-- Start of INPUT MATERIAL --
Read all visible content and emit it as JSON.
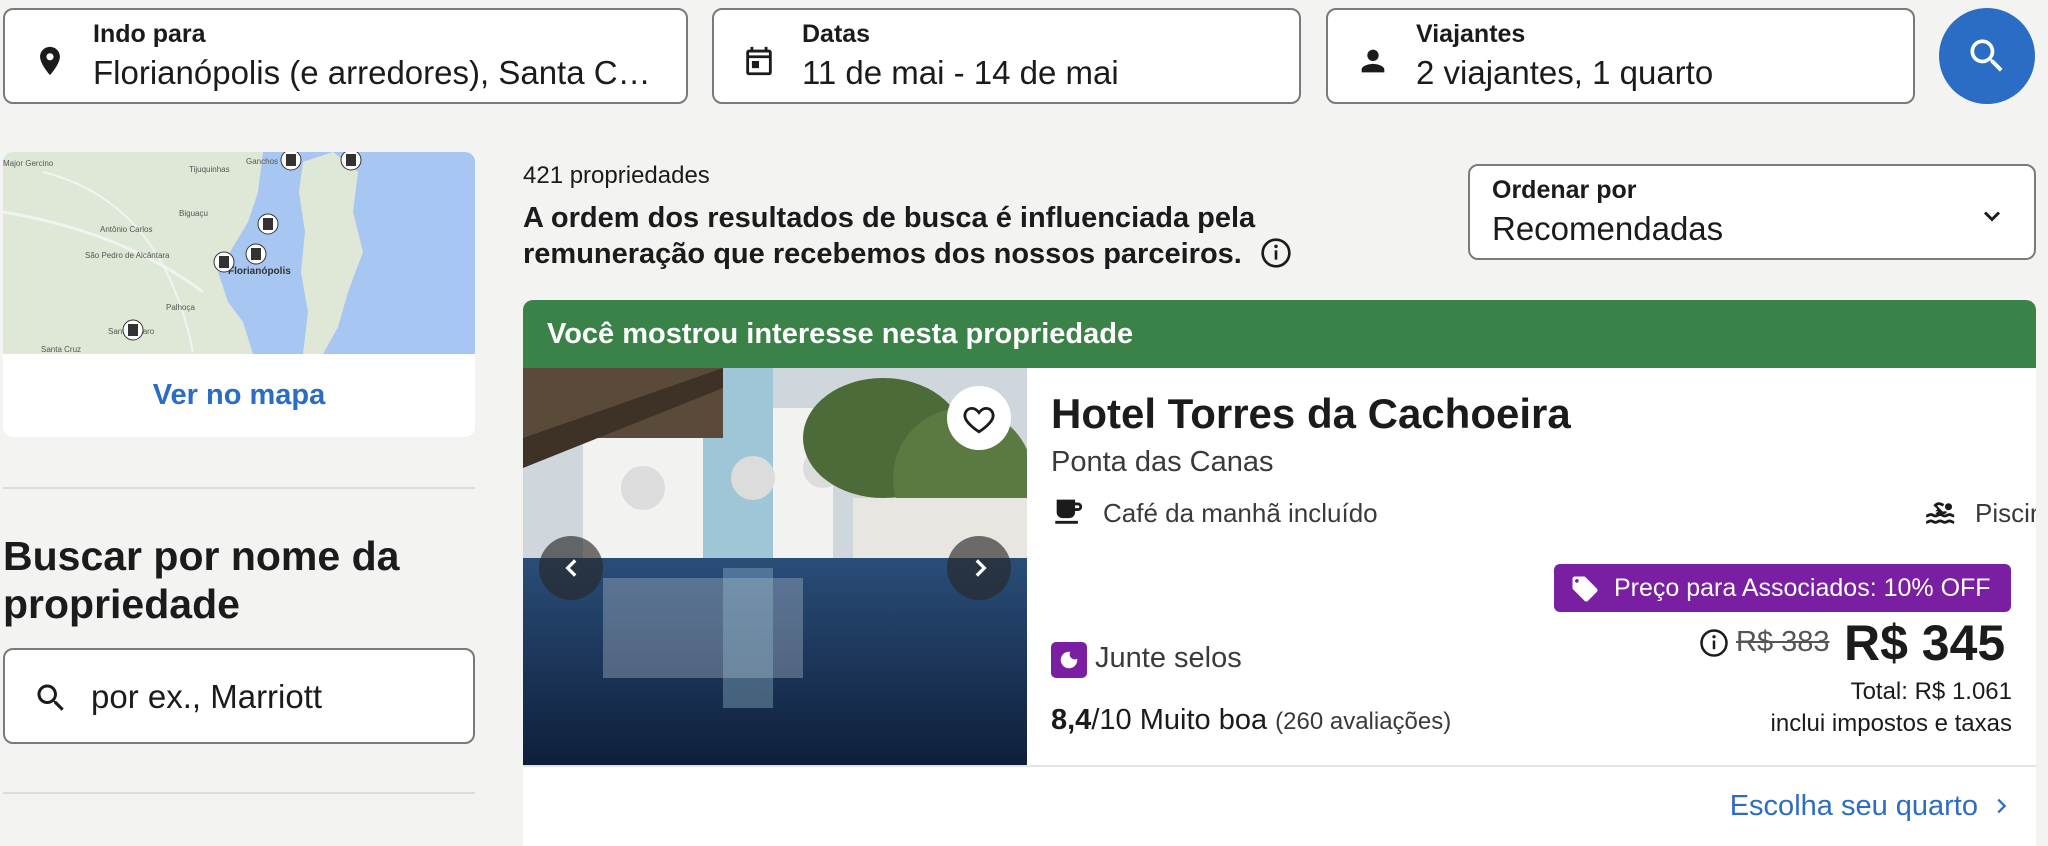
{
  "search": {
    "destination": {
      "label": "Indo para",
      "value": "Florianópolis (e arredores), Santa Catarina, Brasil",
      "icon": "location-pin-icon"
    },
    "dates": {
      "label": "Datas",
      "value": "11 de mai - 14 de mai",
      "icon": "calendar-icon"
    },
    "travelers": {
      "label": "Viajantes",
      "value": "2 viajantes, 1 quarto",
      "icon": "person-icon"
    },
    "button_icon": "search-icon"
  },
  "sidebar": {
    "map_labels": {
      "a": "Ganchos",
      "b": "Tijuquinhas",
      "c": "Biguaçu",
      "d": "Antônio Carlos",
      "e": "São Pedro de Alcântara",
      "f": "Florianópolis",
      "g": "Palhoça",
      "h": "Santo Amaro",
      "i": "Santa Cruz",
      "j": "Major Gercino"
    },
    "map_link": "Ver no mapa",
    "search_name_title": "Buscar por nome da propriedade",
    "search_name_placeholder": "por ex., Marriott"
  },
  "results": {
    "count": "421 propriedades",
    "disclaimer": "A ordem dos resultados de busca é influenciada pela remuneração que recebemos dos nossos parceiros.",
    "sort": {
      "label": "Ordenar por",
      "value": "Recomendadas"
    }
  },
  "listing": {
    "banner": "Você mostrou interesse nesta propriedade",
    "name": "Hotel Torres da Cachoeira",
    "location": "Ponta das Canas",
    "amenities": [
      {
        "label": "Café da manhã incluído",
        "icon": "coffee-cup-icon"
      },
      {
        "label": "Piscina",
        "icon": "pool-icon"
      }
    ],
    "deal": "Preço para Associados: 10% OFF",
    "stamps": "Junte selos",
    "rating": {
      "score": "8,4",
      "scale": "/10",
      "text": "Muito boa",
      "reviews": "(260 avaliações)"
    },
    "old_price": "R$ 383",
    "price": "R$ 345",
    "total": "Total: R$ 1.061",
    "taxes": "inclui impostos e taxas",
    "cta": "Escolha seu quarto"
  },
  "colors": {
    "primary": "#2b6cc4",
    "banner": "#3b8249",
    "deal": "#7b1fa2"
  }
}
-- End of INPUT MATERIAL --
● AIM: Quote the entries in full. Any image among them is to be omitted from the copy.

● FINISHED EXERCISE:
Read all visible content and emit it as JSON.
{
  "search": {
    "destination": {
      "label": "Indo para",
      "value": "Florianópolis (e arredores), Santa Catarina, Brasil",
      "icon": "location-pin-icon"
    },
    "dates": {
      "label": "Datas",
      "value": "11 de mai - 14 de mai",
      "icon": "calendar-icon"
    },
    "travelers": {
      "label": "Viajantes",
      "value": "2 viajantes, 1 quarto",
      "icon": "person-icon"
    },
    "button_icon": "search-icon"
  },
  "sidebar": {
    "map_labels": {
      "a": "Ganchos",
      "b": "Tijuquinhas",
      "c": "Biguaçu",
      "d": "Antônio Carlos",
      "e": "São Pedro de Alcântara",
      "f": "Florianópolis",
      "g": "Palhoça",
      "h": "Santo Amaro",
      "i": "Santa Cruz",
      "j": "Major Gercino"
    },
    "map_link": "Ver no mapa",
    "search_name_title": "Buscar por nome da propriedade",
    "search_name_placeholder": "por ex., Marriott"
  },
  "results": {
    "count": "421 propriedades",
    "disclaimer": "A ordem dos resultados de busca é influenciada pela remuneração que recebemos dos nossos parceiros.",
    "sort": {
      "label": "Ordenar por",
      "value": "Recomendadas"
    }
  },
  "listing": {
    "banner": "Você mostrou interesse nesta propriedade",
    "name": "Hotel Torres da Cachoeira",
    "location": "Ponta das Canas",
    "amenities": [
      {
        "label": "Café da manhã incluído",
        "icon": "coffee-cup-icon"
      },
      {
        "label": "Piscina",
        "icon": "pool-icon"
      }
    ],
    "deal": "Preço para Associados: 10% OFF",
    "stamps": "Junte selos",
    "rating": {
      "score": "8,4",
      "scale": "/10",
      "text": "Muito boa",
      "reviews": "(260 avaliações)"
    },
    "old_price": "R$ 383",
    "price": "R$ 345",
    "total": "Total: R$ 1.061",
    "taxes": "inclui impostos e taxas",
    "cta": "Escolha seu quarto"
  },
  "colors": {
    "primary": "#2b6cc4",
    "banner": "#3b8249",
    "deal": "#7b1fa2"
  }
}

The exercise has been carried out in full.